>> start Dataset excerpts
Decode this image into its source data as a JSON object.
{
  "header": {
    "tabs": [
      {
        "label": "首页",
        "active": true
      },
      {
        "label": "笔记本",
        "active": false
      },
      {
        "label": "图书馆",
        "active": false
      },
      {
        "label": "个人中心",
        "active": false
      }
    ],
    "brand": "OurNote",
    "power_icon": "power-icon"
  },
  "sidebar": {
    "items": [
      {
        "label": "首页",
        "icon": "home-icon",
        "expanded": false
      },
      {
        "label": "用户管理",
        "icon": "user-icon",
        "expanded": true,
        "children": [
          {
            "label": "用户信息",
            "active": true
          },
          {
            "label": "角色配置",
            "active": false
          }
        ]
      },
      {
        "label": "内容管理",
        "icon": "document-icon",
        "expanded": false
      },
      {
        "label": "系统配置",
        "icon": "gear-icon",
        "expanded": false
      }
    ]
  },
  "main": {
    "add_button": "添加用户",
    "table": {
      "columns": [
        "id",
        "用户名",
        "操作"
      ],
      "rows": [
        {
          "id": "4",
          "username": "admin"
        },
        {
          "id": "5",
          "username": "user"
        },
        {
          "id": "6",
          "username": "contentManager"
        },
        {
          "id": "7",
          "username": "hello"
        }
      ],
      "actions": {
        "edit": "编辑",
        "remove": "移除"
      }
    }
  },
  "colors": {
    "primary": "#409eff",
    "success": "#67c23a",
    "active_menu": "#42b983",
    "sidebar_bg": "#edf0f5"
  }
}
>> end Dataset excerpts
Requirement => In the listing, find all lines with the string "true" and copy them.

Result below =>
        "active": true
        "expanded": true,
            "active": true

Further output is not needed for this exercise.